How to check for repeated characters within a string in c

Question

I'm trying to create a program that checks for repeated characters within the command line argument's string. The string is suppose to contain only 26 characters, and all characters have to be alphabetical. However, there cannot be any repeated characters within the string, each alphabetical character must appear only once. I figured out the first two sections of the program but I cant figure out how to check for repeated characters. I could really use some help as well as explanations.

#include <stdio.h>
#include <cs50.h>
#include <string.h>
#include <ctype.h>

int main (int argc, string argv[])
{
    if (argc != 2)
    {
        printf("Usage: ./substitution key\n");
        return 1;
    }
    else
    {
        int len = strlen(argv[1]);
        if (len != 26)
        {
            printf("Key must contain 26 characters.\n");
            return 1;
        }
        else
        {
            for (int i = 0; i < len; i++)
            {
                if (!isalpha(argv[1][i]))
                {
                    printf("Usage: ./substitution key\n");
                    return 1;
                }
            }
        }
    }
}

You need 26 counters, one for each letter of the alphabet, in order to count how often each letter occured. After performing this counting, you must verify that all 26 counters have the value 1 (which means that every letter occured exactly once). In order to allocate these 26 counters, you can either declare 26 individual local counter variables or one single array of 26 elements. — Andreas Wenzel, Jul 03 '20 at 23:23
Keep a Map and initialize it with zero. For every character check if it is previously found or not. If not found increase the value to 1, otherwise this char is repeated. — Asif Mujtaba, Jul 03 '20 at 23:24
@AsifMujtaba: If you are referring to `std::map`, please note that this question is tagged C, not C++. Of course, it is possible to implement a map in C too, but that seems like an excessive amount of work for this simple problem. — Andreas Wenzel, Jul 03 '20 at 23:27
It can be done by an array actually. My logic is to use hashMap. Thanks for the correction. — Asif Mujtaba, Jul 03 '20 at 23:31
@Patrick Dankyi Are upper case and lower case letters as for example 'a' and 'A' different letters? — Vlad from Moscow, Jul 03 '20 at 23:39

score 5 · Answer 1 · answered Jul 04 '20 at 01:09

Here are the basics of a solution:

When starting, initialize a table of flags: char Seen[UCHAR_MAX+1] = {0};. In this array, Seen[c] will be true (non-zero) if and only if character c has been seen already. (To get UCHAR_MAX, #include <limits.h>.)

When processing each character, copy it to an unsigned char: unsigned char c = argv[1][i];. Then convert it to uppercase: c = toupper(c);. Then test whether it has been seen already:

if (Seen[c])

::::::::::

TO BE DONE:
a) List every header file named in an #include directive in the code posted with the question in the C programming thread.
b) Rewrite the portion of the records that begins with the line containing "Output each element" and ends with the line containing "pc-icon: [272, 457, 372, 528]" as a Markdown table with the columns Row and Entry, numbering each row and omitting blank lines.

[Items from a dataset]

::::::::::

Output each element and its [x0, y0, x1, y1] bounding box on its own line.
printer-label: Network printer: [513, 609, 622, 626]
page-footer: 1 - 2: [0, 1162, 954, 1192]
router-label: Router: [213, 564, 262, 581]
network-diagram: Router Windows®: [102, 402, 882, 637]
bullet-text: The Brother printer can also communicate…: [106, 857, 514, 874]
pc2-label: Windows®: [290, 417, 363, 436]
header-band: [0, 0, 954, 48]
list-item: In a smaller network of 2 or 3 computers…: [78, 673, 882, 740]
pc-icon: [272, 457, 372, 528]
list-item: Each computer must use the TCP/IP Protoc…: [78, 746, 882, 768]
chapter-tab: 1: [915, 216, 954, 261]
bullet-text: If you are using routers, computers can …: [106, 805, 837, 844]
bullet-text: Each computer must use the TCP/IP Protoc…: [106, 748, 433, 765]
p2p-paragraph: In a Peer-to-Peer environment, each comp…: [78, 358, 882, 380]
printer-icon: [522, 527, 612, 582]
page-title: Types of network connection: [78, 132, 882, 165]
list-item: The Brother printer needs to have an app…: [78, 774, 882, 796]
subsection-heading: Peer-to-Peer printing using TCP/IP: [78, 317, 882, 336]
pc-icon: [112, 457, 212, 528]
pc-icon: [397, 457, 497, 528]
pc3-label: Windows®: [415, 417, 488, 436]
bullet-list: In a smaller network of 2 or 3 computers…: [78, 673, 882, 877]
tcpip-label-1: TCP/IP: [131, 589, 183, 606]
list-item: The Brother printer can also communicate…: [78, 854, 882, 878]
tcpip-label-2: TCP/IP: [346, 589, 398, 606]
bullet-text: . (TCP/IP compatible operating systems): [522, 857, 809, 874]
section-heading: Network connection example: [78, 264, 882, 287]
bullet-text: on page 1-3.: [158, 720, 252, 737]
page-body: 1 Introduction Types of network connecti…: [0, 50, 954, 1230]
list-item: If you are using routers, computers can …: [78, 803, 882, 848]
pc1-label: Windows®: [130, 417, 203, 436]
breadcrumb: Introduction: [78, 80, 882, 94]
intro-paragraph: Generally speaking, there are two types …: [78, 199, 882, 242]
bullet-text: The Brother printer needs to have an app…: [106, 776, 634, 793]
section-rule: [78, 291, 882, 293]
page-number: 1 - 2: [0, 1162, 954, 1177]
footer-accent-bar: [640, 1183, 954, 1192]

::::::::::

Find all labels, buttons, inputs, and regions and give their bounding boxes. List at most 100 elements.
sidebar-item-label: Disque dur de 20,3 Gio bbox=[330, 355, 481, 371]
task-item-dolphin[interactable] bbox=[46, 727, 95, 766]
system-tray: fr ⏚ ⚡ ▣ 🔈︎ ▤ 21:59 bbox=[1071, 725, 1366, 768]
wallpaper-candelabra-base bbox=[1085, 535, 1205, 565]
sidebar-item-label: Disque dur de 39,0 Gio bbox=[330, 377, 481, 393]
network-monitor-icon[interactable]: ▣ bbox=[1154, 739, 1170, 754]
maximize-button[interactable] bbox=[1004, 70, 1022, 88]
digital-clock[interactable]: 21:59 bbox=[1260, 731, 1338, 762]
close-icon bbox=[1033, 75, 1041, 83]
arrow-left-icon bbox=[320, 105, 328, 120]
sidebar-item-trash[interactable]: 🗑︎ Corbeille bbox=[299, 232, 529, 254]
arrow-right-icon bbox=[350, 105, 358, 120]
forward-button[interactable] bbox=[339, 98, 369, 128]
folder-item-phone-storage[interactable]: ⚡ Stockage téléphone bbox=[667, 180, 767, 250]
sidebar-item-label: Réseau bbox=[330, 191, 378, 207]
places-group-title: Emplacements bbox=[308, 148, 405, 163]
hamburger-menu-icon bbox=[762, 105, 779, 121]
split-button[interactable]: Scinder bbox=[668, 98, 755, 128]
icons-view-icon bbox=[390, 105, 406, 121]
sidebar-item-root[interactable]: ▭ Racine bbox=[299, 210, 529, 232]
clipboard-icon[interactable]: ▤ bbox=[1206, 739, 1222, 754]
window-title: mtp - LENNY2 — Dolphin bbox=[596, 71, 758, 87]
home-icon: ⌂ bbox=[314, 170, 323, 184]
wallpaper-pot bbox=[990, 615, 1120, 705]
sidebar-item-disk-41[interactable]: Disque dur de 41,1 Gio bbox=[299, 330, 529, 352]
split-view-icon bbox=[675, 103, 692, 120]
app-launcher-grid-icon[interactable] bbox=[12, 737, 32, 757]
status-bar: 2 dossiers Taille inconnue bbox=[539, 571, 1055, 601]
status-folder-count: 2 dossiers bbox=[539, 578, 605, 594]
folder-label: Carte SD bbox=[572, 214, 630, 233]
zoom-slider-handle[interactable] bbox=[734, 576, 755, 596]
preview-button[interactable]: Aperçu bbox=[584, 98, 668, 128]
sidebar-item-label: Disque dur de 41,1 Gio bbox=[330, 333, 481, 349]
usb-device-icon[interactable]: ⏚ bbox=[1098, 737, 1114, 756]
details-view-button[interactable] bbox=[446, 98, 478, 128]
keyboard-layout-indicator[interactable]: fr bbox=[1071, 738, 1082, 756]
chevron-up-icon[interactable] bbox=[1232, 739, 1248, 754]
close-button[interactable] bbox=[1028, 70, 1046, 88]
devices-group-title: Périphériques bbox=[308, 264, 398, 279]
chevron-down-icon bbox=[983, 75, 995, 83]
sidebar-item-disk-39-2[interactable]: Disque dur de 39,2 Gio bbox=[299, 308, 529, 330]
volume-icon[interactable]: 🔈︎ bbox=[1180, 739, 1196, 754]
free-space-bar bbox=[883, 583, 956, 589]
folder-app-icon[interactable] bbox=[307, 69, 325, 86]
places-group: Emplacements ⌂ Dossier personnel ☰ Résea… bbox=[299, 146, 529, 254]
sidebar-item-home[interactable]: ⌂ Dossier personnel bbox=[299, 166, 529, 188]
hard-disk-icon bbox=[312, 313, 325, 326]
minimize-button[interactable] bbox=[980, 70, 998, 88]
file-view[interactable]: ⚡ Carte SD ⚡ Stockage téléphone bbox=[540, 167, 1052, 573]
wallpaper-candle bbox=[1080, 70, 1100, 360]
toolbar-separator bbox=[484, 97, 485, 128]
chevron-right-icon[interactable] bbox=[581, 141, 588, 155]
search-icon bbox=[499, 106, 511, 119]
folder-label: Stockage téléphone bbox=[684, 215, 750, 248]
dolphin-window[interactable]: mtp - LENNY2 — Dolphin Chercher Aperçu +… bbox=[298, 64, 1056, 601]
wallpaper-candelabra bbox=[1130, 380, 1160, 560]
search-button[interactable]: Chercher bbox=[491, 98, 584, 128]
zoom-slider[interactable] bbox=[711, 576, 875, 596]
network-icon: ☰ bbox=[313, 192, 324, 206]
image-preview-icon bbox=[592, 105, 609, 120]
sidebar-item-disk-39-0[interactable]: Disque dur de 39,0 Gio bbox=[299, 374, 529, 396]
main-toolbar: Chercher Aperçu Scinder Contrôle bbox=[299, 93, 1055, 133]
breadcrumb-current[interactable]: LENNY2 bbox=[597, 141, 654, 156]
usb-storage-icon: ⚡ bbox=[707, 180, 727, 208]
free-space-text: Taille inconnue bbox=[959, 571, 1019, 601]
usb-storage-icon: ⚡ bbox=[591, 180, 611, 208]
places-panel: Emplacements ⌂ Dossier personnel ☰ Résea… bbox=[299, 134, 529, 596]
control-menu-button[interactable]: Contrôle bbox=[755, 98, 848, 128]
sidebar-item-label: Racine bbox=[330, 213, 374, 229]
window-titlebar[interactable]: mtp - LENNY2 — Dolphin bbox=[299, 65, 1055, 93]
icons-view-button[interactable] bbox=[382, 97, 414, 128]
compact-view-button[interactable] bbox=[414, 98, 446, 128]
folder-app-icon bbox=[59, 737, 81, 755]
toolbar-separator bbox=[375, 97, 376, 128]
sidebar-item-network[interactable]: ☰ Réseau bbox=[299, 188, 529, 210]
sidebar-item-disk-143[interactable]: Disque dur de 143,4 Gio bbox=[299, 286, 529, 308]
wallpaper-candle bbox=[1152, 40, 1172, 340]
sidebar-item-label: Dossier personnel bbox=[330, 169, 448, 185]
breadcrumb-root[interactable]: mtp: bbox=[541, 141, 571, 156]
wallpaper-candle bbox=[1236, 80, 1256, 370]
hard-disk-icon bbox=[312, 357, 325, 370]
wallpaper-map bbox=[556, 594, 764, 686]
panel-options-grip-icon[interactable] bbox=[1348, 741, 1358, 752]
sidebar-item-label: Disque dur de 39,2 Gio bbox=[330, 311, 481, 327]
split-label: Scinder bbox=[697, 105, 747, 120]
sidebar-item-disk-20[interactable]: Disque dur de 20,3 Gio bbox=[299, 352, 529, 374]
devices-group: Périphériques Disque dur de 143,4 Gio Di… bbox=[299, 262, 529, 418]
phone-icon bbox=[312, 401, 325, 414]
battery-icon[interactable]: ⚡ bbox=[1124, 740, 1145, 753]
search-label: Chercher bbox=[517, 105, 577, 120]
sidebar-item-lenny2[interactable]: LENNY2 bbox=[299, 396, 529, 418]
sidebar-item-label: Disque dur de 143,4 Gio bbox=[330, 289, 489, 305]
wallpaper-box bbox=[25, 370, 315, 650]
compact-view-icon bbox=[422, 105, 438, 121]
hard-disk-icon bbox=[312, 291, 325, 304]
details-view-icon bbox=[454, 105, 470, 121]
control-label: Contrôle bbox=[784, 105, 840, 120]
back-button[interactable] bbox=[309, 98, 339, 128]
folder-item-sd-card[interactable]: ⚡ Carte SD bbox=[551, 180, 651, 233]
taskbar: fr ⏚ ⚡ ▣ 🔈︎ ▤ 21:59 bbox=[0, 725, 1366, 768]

::::::::::

ANSWERS BELOW:
a)
- stdio.h
- cs50.h
- string.h
- ctype.h

b)
| Row | Entry |
|---|---|
| 1 | Output each element and its [x0, y0, x1, y1] bounding box on its own line. |
| 2 | printer-label: Network printer: [513, 609, 622, 626] |
| 3 | page-footer: 1 - 2: [0, 1162, 954, 1192] |
| 4 | router-label: Router: [213, 564, 262, 581] |
| 5 | network-diagram: Router Windows®: [102, 402, 882, 637] |
| 6 | bullet-text: The Brother printer can also communicate…: [106, 857, 514, 874] |
| 7 | pc2-label: Windows®: [290, 417, 363, 436] |
| 8 | header-band: [0, 0, 954, 48] |
| 9 | list-item: In a smaller network of 2 or 3 computers…: [78, 673, 882, 740] |
| 10 | pc-icon: [272, 457, 372, 528] |